[RECORD EXCERPTS]:
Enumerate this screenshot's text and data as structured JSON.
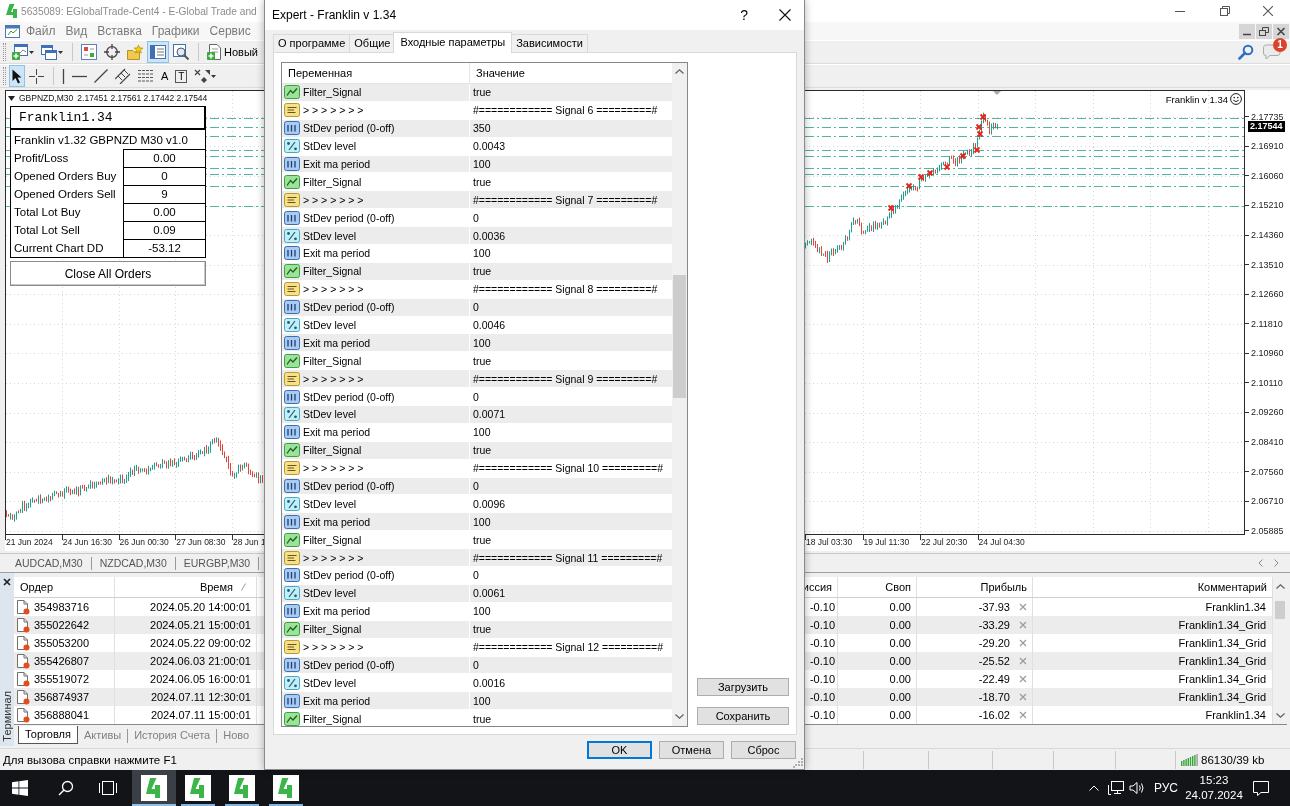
{
  "app_window": {
    "title": "5635089: EGlobalTrade-Cent4 - E-Global Trade and",
    "menu": [
      "Файл",
      "Вид",
      "Вставка",
      "Графики",
      "Сервис"
    ],
    "notification_count": "1"
  },
  "toolbars": [
    {
      "groups": [
        [
          {
            "kind": "new_chart",
            "pressed": false
          },
          {
            "kind": "profiles",
            "pressed": false
          }
        ],
        [
          {
            "kind": "market_watch",
            "pressed": false
          },
          {
            "kind": "navigator",
            "pressed": false
          },
          {
            "kind": "favorites",
            "pressed": false
          },
          {
            "kind": "terminal",
            "pressed": true
          },
          {
            "kind": "tester",
            "pressed": false
          }
        ],
        [
          {
            "kind": "new_order",
            "label": "Новый",
            "pressed": false
          }
        ]
      ]
    },
    {
      "groups": [
        [
          {
            "kind": "cursor",
            "pressed": true
          },
          {
            "kind": "crosshair",
            "pressed": false
          }
        ],
        [
          {
            "kind": "vertical_line",
            "pressed": false
          },
          {
            "kind": "horizontal_line",
            "pressed": false
          },
          {
            "kind": "trendline",
            "pressed": false
          },
          {
            "kind": "channel",
            "pressed": false
          },
          {
            "kind": "fibonacci",
            "pressed": false
          },
          {
            "kind": "text",
            "label": "A",
            "pressed": false
          },
          {
            "kind": "text_label",
            "label": "T",
            "pressed": false
          },
          {
            "kind": "arrows",
            "pressed": false
          }
        ]
      ]
    }
  ],
  "chart": {
    "symbol": "GBPNZD,M30",
    "ohlc_text": "2.17451 2.17561 2.17442 2.17544",
    "expert_label": "Franklin v 1.34",
    "current_price": "2.17544",
    "price_labels": [
      "2.17735",
      "2.16910",
      "2.16060",
      "2.15210",
      "2.14360",
      "2.13510",
      "2.12660",
      "2.11810",
      "2.10960",
      "2.10110",
      "2.09260",
      "2.08410",
      "2.07560",
      "2.06710",
      "2.05885"
    ],
    "time_labels_left": [
      "21 Jun 2024",
      "24 Jun 16:30",
      "26 Jun 00:30",
      "27 Jun 08:30",
      "28 Jun 1"
    ],
    "time_labels_right": [
      "18 Jul 03:30",
      "19 Jul 11:30",
      "22 Jul 20:30",
      "24 Jul 04:30"
    ]
  },
  "info_panel": {
    "title": "Franklin1.34",
    "subtitle": "Franklin v1.32 GBPNZD M30 v1.0",
    "rows": [
      {
        "label": "Profit/Loss",
        "value": "0.00"
      },
      {
        "label": "Opened Orders Buy",
        "value": "0"
      },
      {
        "label": "Opened Orders Sell",
        "value": "9"
      },
      {
        "label": "Total Lot Buy",
        "value": "0.00"
      },
      {
        "label": "Total Lot Sell",
        "value": "0.09"
      },
      {
        "label": "Current Chart DD",
        "value": "-53.12"
      }
    ],
    "button": "Close All Orders"
  },
  "chart_tabs": [
    {
      "label": "AUDCAD,M30",
      "selected": false
    },
    {
      "label": "NZDCAD,M30",
      "selected": false
    },
    {
      "label": "EURGBP,M30",
      "selected": false
    }
  ],
  "terminal": {
    "label": "Терминал",
    "columns": [
      {
        "label": "Ордер",
        "sorted": false
      },
      {
        "label": "Время",
        "sorted": true
      },
      {
        "label": "иссия",
        "sorted": false
      },
      {
        "label": "Своп",
        "sorted": false
      },
      {
        "label": "Прибыль",
        "sorted": false
      },
      {
        "label": "Комментарий",
        "sorted": false
      }
    ],
    "rows": [
      [
        "354983716",
        "2024.05.20 14:00:01",
        "-0.10",
        "0.00",
        "-37.93",
        "Franklin1.34"
      ],
      [
        "355022642",
        "2024.05.21 15:00:01",
        "-0.10",
        "0.00",
        "-33.29",
        "Franklin1.34_Grid"
      ],
      [
        "355053200",
        "2024.05.22 09:00:02",
        "-0.10",
        "0.00",
        "-29.20",
        "Franklin1.34_Grid"
      ],
      [
        "355426807",
        "2024.06.03 21:00:01",
        "-0.10",
        "0.00",
        "-25.52",
        "Franklin1.34_Grid"
      ],
      [
        "355519072",
        "2024.06.05 16:00:01",
        "-0.10",
        "0.00",
        "-22.49",
        "Franklin1.34_Grid"
      ],
      [
        "356874937",
        "2024.07.11 12:30:01",
        "-0.10",
        "0.00",
        "-18.70",
        "Franklin1.34_Grid"
      ],
      [
        "356888041",
        "2024.07.11 15:00:01",
        "-0.10",
        "0.00",
        "-16.02",
        "Franklin1.34"
      ]
    ],
    "tabs": [
      {
        "label": "Торговля",
        "selected": true
      },
      {
        "label": "Активы",
        "selected": false
      },
      {
        "label": "История Счета",
        "selected": false
      },
      {
        "label": "Ново",
        "selected": false
      }
    ]
  },
  "status_bar": {
    "help": "Для вызова справки нажмите F1",
    "traffic": "86130/39 kb"
  },
  "dialog": {
    "title": "Expert - Franklin v 1.34",
    "help_button": "?",
    "tabs": [
      {
        "label": "О программе",
        "selected": false
      },
      {
        "label": "Общие",
        "selected": false
      },
      {
        "label": "Входные параметры",
        "selected": true
      },
      {
        "label": "Зависимости",
        "selected": false
      }
    ],
    "columns": [
      "Переменная",
      "Значение"
    ],
    "params": [
      {
        "kind": "bool",
        "name": "Filter_Signal",
        "value": "true"
      },
      {
        "kind": "string",
        "name": "> > > > > > >",
        "value": "#============ Signal 6 =========#"
      },
      {
        "kind": "int",
        "name": "StDev period (0-off)",
        "value": "350"
      },
      {
        "kind": "double",
        "name": "StDev level",
        "value": "0.0043"
      },
      {
        "kind": "int",
        "name": "Exit ma period",
        "value": "100"
      },
      {
        "kind": "bool",
        "name": "Filter_Signal",
        "value": "true"
      },
      {
        "kind": "string",
        "name": "> > > > > > >",
        "value": "#============ Signal 7 =========#"
      },
      {
        "kind": "int",
        "name": "StDev period (0-off)",
        "value": "0"
      },
      {
        "kind": "double",
        "name": "StDev level",
        "value": "0.0036"
      },
      {
        "kind": "int",
        "name": "Exit ma period",
        "value": "100"
      },
      {
        "kind": "bool",
        "name": "Filter_Signal",
        "value": "true"
      },
      {
        "kind": "string",
        "name": "> > > > > > >",
        "value": "#============ Signal 8 =========#"
      },
      {
        "kind": "int",
        "name": "StDev period (0-off)",
        "value": "0"
      },
      {
        "kind": "double",
        "name": "StDev level",
        "value": "0.0046"
      },
      {
        "kind": "int",
        "name": "Exit ma period",
        "value": "100"
      },
      {
        "kind": "bool",
        "name": "Filter_Signal",
        "value": "true"
      },
      {
        "kind": "string",
        "name": "> > > > > > >",
        "value": "#============ Signal 9 =========#"
      },
      {
        "kind": "int",
        "name": "StDev period (0-off)",
        "value": "0"
      },
      {
        "kind": "double",
        "name": "StDev level",
        "value": "0.0071"
      },
      {
        "kind": "int",
        "name": "Exit ma period",
        "value": "100"
      },
      {
        "kind": "bool",
        "name": "Filter_Signal",
        "value": "true"
      },
      {
        "kind": "string",
        "name": "> > > > > > >",
        "value": "#============ Signal 10 =========#"
      },
      {
        "kind": "int",
        "name": "StDev period (0-off)",
        "value": "0"
      },
      {
        "kind": "double",
        "name": "StDev level",
        "value": "0.0096"
      },
      {
        "kind": "int",
        "name": "Exit ma period",
        "value": "100"
      },
      {
        "kind": "bool",
        "name": "Filter_Signal",
        "value": "true"
      },
      {
        "kind": "string",
        "name": "> > > > > > >",
        "value": "#============ Signal 11 =========#"
      },
      {
        "kind": "int",
        "name": "StDev period (0-off)",
        "value": "0"
      },
      {
        "kind": "double",
        "name": "StDev level",
        "value": "0.0061"
      },
      {
        "kind": "int",
        "name": "Exit ma period",
        "value": "100"
      },
      {
        "kind": "bool",
        "name": "Filter_Signal",
        "value": "true"
      },
      {
        "kind": "string",
        "name": "> > > > > > >",
        "value": "#============ Signal 12 =========#"
      },
      {
        "kind": "int",
        "name": "StDev period (0-off)",
        "value": "0"
      },
      {
        "kind": "double",
        "name": "StDev level",
        "value": "0.0016"
      },
      {
        "kind": "int",
        "name": "Exit ma period",
        "value": "100"
      },
      {
        "kind": "bool",
        "name": "Filter_Signal",
        "value": "true"
      }
    ],
    "side_buttons": [
      "Загрузить",
      "Сохранить"
    ],
    "buttons": [
      {
        "label": "OK",
        "default": true
      },
      {
        "label": "Отмена",
        "default": false
      },
      {
        "label": "Сброс",
        "default": false
      }
    ]
  },
  "taskbar": {
    "apps": [
      {
        "active": true
      },
      {
        "active": false
      },
      {
        "active": false
      },
      {
        "active": false
      }
    ],
    "language": "РУС",
    "time": "15:23",
    "date": "24.07.2024"
  }
}
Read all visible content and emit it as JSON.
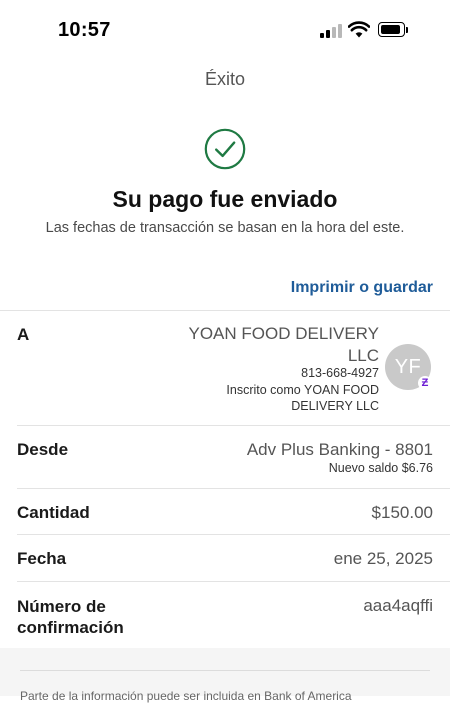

[OBJECTIVE]:
Each line that holds the word "GBPNZD" is to be copied.

[TASK OUTPUT]:
    "symbol": "GBPNZD,M30",
    "subtitle": "Franklin v1.32 GBPNZD M30 v1.0",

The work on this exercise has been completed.